### Action item:
Wherever a line of the listing holds the string "appears", copy that line.

________________________

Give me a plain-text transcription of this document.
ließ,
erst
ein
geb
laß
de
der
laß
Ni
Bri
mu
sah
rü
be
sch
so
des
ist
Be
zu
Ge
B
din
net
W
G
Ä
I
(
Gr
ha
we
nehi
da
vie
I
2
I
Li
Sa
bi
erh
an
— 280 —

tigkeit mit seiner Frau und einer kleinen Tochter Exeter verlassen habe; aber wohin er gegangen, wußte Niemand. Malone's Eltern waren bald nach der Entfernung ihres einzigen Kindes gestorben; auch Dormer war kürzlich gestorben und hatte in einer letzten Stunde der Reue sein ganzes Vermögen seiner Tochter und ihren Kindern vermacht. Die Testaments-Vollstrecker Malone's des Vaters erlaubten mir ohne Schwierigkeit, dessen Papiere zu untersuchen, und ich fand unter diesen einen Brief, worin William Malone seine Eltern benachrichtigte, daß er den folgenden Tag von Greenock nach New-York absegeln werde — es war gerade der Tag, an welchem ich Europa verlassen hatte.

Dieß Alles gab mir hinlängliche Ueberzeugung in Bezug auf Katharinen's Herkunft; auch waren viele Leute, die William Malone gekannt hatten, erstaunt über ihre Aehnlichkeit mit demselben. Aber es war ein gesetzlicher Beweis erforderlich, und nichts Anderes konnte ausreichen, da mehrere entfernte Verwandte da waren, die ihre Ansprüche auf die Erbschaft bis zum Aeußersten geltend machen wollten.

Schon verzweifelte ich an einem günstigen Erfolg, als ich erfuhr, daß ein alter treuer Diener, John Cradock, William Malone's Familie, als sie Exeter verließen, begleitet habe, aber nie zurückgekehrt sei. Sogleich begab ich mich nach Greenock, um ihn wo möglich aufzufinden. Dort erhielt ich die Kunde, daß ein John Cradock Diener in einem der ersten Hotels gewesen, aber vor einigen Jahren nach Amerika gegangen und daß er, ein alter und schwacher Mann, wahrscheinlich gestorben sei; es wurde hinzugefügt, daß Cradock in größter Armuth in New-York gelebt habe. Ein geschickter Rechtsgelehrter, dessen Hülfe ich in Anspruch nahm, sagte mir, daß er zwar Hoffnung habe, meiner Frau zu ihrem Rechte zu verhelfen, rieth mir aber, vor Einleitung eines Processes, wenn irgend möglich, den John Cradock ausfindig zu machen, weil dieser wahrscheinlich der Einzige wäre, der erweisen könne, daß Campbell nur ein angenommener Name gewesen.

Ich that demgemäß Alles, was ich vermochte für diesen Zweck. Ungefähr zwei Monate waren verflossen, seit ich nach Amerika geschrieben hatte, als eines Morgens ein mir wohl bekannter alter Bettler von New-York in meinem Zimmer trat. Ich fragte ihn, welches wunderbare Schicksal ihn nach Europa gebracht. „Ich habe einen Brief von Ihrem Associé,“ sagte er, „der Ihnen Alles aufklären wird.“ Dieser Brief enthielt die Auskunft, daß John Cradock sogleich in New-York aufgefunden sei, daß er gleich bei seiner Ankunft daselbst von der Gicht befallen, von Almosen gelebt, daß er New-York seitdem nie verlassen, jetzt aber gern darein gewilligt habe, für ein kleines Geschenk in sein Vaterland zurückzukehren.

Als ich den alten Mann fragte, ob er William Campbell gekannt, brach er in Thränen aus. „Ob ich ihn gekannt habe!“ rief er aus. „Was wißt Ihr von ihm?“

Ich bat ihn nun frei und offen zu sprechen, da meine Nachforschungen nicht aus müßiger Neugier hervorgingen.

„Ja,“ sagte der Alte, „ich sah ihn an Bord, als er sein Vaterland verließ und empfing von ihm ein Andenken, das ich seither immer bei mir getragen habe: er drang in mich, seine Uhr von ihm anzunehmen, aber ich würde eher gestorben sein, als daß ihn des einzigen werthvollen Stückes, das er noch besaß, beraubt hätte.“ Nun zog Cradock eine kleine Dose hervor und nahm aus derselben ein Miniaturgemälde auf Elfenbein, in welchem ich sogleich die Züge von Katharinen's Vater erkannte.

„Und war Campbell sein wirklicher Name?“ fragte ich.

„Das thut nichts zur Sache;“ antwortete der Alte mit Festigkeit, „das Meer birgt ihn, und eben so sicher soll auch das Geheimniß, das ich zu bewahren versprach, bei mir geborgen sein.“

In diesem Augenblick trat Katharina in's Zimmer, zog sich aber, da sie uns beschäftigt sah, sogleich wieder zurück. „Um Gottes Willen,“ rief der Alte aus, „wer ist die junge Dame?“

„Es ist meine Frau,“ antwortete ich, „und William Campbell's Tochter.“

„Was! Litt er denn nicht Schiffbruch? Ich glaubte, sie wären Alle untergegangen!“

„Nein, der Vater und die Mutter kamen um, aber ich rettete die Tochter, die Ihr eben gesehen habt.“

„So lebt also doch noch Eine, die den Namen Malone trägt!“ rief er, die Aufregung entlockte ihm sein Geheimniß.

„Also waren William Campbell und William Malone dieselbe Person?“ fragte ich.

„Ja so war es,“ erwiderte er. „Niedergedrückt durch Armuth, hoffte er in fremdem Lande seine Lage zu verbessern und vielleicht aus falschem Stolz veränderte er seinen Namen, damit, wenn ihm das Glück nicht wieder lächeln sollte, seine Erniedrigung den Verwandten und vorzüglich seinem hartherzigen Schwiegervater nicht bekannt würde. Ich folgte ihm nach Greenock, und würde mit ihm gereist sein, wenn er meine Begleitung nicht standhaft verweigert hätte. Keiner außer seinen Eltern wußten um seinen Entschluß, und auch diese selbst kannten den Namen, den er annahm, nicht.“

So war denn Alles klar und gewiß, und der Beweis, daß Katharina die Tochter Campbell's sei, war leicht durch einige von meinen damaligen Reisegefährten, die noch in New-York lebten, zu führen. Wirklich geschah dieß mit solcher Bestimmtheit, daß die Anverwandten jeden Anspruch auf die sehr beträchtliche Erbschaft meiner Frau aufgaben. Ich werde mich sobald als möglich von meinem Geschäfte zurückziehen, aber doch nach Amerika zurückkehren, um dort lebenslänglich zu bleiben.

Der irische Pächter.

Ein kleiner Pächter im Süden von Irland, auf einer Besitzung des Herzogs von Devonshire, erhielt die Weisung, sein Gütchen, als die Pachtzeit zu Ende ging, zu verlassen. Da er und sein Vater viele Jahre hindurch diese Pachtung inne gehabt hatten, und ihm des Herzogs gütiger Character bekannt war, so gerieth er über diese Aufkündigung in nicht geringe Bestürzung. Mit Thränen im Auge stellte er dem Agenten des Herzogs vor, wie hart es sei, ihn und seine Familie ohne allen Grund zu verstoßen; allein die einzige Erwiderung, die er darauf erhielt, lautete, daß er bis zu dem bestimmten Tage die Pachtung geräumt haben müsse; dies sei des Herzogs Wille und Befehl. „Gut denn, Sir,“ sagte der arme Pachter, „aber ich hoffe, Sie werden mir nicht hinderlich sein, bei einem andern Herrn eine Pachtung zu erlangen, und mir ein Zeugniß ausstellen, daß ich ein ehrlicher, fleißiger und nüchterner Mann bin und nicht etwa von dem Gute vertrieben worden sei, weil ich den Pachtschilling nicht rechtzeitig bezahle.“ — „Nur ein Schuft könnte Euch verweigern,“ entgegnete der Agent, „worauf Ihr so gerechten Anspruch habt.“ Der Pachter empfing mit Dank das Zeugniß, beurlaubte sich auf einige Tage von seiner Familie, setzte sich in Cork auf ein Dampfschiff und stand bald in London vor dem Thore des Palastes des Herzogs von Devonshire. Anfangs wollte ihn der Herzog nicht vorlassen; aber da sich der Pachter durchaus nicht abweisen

________________________

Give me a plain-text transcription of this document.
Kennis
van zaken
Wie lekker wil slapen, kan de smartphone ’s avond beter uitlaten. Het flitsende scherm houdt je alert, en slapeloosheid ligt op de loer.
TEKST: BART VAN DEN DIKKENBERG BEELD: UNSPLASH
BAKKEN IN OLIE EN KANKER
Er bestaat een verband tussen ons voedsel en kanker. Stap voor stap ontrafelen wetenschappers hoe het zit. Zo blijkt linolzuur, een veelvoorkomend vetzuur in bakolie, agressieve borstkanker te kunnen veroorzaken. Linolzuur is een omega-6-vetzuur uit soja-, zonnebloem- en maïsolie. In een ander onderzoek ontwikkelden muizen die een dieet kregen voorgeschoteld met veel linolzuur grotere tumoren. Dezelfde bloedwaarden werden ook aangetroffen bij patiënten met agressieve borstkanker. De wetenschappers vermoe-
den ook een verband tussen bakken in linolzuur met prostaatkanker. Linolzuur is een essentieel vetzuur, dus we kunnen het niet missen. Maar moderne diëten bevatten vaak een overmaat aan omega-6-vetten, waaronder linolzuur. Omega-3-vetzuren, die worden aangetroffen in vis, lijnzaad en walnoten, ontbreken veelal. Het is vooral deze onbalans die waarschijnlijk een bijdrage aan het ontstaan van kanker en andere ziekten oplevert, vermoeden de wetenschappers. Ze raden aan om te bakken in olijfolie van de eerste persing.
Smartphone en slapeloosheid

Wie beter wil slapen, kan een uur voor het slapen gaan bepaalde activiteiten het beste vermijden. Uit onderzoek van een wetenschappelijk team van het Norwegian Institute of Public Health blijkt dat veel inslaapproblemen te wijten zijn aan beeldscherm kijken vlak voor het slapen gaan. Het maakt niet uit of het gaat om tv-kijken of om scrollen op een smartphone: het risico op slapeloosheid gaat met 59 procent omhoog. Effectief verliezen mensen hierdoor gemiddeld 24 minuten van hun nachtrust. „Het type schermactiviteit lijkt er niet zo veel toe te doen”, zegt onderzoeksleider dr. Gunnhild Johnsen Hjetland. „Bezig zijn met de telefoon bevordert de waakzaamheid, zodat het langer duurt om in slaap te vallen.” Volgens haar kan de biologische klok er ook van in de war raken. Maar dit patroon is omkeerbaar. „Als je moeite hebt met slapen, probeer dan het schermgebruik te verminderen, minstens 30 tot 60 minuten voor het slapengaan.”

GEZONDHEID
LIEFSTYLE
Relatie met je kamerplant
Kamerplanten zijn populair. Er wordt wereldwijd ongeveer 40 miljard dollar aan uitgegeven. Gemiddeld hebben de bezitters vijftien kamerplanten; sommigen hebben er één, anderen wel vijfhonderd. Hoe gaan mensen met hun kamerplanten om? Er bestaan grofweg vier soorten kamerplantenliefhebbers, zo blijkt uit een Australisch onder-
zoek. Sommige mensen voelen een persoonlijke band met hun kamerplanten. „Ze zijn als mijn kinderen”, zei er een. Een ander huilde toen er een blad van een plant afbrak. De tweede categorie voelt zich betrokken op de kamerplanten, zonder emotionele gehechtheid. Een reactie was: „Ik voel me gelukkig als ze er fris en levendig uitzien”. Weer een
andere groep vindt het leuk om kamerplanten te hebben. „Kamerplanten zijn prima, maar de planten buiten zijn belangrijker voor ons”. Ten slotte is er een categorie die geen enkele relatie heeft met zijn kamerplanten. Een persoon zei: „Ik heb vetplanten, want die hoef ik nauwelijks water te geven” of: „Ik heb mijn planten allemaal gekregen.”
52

________________________

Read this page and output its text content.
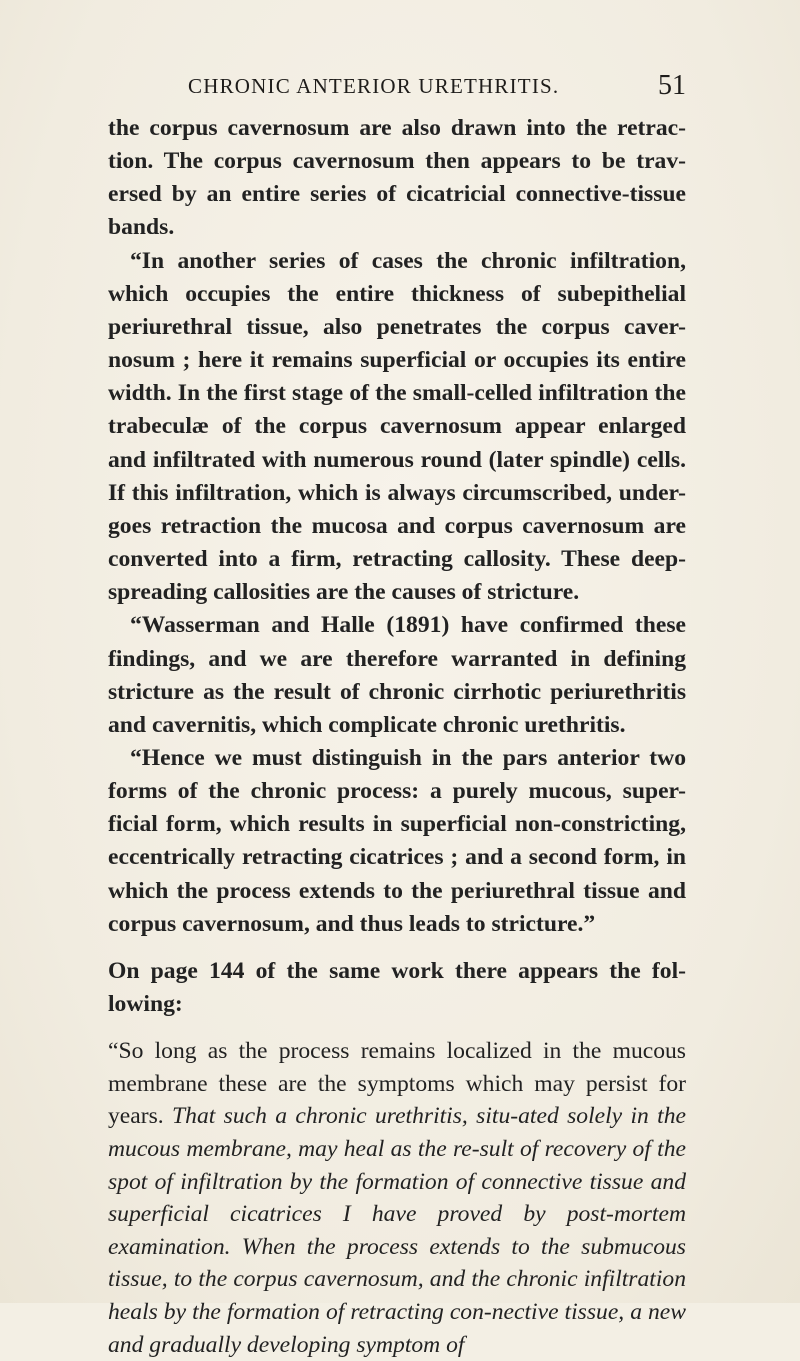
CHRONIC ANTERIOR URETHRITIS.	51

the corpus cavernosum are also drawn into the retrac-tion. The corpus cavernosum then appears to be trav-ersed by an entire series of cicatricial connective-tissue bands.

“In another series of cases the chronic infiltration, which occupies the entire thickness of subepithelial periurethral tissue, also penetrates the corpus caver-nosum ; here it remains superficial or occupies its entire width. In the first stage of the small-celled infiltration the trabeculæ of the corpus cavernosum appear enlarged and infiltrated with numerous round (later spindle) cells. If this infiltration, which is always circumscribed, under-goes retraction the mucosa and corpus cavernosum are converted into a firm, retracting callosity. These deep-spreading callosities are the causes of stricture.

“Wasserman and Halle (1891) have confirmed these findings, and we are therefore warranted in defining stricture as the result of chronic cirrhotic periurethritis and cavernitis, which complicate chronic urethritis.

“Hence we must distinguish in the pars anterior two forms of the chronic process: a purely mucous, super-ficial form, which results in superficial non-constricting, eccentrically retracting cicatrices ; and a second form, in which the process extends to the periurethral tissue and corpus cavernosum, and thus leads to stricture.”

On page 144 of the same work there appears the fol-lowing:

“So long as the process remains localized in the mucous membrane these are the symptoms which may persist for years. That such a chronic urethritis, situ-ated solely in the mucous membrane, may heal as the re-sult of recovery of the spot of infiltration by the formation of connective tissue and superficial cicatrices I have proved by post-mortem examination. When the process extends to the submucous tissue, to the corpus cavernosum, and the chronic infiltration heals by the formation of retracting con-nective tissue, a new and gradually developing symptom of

________________________

### Solution to the problem:
the corpus cavernosum are also drawn into the retrac-tion. The corpus cavernosum then appears to be trav-ersed by an entire series of cicatricial connective-tissue bands.
On page 144 of the same work there appears the fol-lowing:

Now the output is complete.